▶ [PROBLEM DETAILS]: Transcribe all records exactly.

=== THE INPUT ===

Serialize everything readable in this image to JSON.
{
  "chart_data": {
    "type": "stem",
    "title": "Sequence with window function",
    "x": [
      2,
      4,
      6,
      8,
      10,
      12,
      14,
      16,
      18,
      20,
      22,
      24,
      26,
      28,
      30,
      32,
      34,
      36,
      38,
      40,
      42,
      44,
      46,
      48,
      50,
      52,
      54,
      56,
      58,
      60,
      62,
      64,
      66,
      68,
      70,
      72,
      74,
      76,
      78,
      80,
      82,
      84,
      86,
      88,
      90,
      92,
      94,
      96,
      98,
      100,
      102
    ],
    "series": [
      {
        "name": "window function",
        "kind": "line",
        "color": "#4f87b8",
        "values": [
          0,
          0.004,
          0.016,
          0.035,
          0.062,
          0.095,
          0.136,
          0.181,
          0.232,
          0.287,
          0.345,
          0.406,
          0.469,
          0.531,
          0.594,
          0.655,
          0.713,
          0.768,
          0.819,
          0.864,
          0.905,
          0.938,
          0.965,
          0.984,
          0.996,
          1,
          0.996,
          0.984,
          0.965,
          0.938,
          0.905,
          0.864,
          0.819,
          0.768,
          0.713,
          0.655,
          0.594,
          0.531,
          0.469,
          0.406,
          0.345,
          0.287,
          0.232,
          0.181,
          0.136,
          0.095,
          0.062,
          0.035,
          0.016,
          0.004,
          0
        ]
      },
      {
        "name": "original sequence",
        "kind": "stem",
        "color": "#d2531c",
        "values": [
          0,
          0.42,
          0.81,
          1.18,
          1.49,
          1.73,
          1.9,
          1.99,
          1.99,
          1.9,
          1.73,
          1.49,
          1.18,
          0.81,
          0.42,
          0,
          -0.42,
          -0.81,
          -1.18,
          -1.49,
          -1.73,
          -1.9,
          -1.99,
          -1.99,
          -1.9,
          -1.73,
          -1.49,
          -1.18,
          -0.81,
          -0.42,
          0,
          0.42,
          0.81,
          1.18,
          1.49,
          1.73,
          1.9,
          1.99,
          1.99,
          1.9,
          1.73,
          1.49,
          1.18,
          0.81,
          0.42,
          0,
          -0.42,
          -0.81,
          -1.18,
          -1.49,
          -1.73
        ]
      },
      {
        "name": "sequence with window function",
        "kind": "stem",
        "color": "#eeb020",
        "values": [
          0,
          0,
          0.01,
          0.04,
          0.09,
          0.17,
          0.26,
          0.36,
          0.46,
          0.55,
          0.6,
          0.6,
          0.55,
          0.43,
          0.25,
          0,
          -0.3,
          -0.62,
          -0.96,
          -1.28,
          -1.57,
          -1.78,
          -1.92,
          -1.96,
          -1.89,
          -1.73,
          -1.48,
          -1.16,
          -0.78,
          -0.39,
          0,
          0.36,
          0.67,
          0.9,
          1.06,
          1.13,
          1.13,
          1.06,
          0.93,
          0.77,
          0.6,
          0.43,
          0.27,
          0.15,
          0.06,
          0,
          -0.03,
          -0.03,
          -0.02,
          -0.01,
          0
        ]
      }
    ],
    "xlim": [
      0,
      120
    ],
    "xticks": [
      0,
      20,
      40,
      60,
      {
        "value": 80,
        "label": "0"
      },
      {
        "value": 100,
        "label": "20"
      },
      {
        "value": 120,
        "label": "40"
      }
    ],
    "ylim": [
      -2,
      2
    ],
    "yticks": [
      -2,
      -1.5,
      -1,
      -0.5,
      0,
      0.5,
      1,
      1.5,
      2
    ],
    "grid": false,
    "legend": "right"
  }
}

===

▶ [OUTPUT]:
Serialize everything readable in this image to JSON.
{
  "chart_data": {
    "type": "stem",
    "title": "Sequence with window function",
    "x": [
      2,
      4,
      6,
      8,
      10,
      12,
      14,
      16,
      18,
      20,
      22,
      24,
      26,
      28,
      30,
      32,
      34,
      36,
      38,
      40,
      42,
      44,
      46,
      48,
      50,
      52,
      54,
      56,
      58,
      60,
      62,
      64,
      66,
      68,
      70,
      72,
      74,
      76,
      78,
      80,
      82,
      84,
      86,
      88,
      90,
      92,
      94,
      96,
      98,
      100,
      102
    ],
    "series": [
      {
        "name": "window function",
        "kind": "line",
        "color": "#4f87b8",
        "values": [
          0,
          0.004,
          0.016,
          0.035,
          0.062,
          0.095,
          0.136,
          0.181,
          0.232,
          0.287,
          0.345,
          0.406,
          0.469,
          0.531,
          0.594,
          0.655,
          0.713,
          0.768,
          0.819,
          0.864,
          0.905,
          0.938,
          0.965,
          0.984,
          0.996,
          1,
          0.996,
          0.984,
          0.965,
          0.938,
          0.905,
          0.864,
          0.819,
          0.768,
          0.713,
          0.655,
          0.594,
          0.531,
          0.469,
          0.406,
          0.345,
          0.287,
          0.232,
          0.181,
          0.136,
          0.095,
          0.062,
          0.035,
          0.016,
          0.004,
          0
        ]
      },
      {
        "name": "original sequence",
        "kind": "stem",
        "color": "#d2531c",
        "values": [
          0,
          0.42,
          0.81,
          1.18,
          1.49,
          1.73,
          1.9,
          1.99,
          1.99,
          1.9,
          1.73,
          1.49,
          1.18,
          0.81,
          0.42,
          0,
          -0.42,
          -0.81,
          -1.18,
          -1.49,
          -1.73,
          -1.9,
          -1.99,
          -1.99,
          -1.9,
          -1.73,
          -1.49,
          -1.18,
          -0.81,
          -0.42,
          0,
          0.42,
          0.81,
          1.18,
          1.49,
          1.73,
          1.9,
          1.99,
          1.99,
          1.9,
          1.73,
          1.49,
          1.18,
          0.81,
          0.42,
          0,
          -0.42,
          -0.81,
          -1.18,
          -1.49,
          -1.73
        ]
      },
      {
        "name": "sequence with window function",
        "kind": "stem",
        "color": "#eeb020",
        "values": [
          0,
          0,
          0.01,
          0.04,
          0.09,
          0.17,
          0.26,
          0.36,
          0.46,
          0.55,
          0.6,
          0.6,
          0.55,
          0.43,
          0.25,
          0,
          -0.3,
          -0.62,
          -0.96,
          -1.28,
          -1.57,
          -1.78,
          -1.92,
          -1.96,
          -1.89,
          -1.73,
          -1.48,
          -1.16,
          -0.78,
          -0.39,
          0,
          0.36,
          0.67,
          0.9,
          1.06,
          1.13,
          1.13,
          1.06,
          0.93,
          0.77,
          0.6,
          0.43,
          0.27,
          0.15,
          0.06,
          0,
          -0.03,
          -0.03,
          -0.02,
          -0.01,
          0
        ]
      }
    ],
    "xlim": [
      0,
      120
    ],
    "xticks": [
      0,
      20,
      40,
      60,
      {
        "value": 80,
        "label": "0"
      },
      {
        "value": 100,
        "label": "20"
      },
      {
        "value": 120,
        "label": "40"
      }
    ],
    "ylim": [
      -2,
      2
    ],
    "yticks": [
      -2,
      -1.5,
      -1,
      -0.5,
      0,
      0.5,
      1,
      1.5,
      2
    ],
    "grid": false,
    "legend": "right"
  }
}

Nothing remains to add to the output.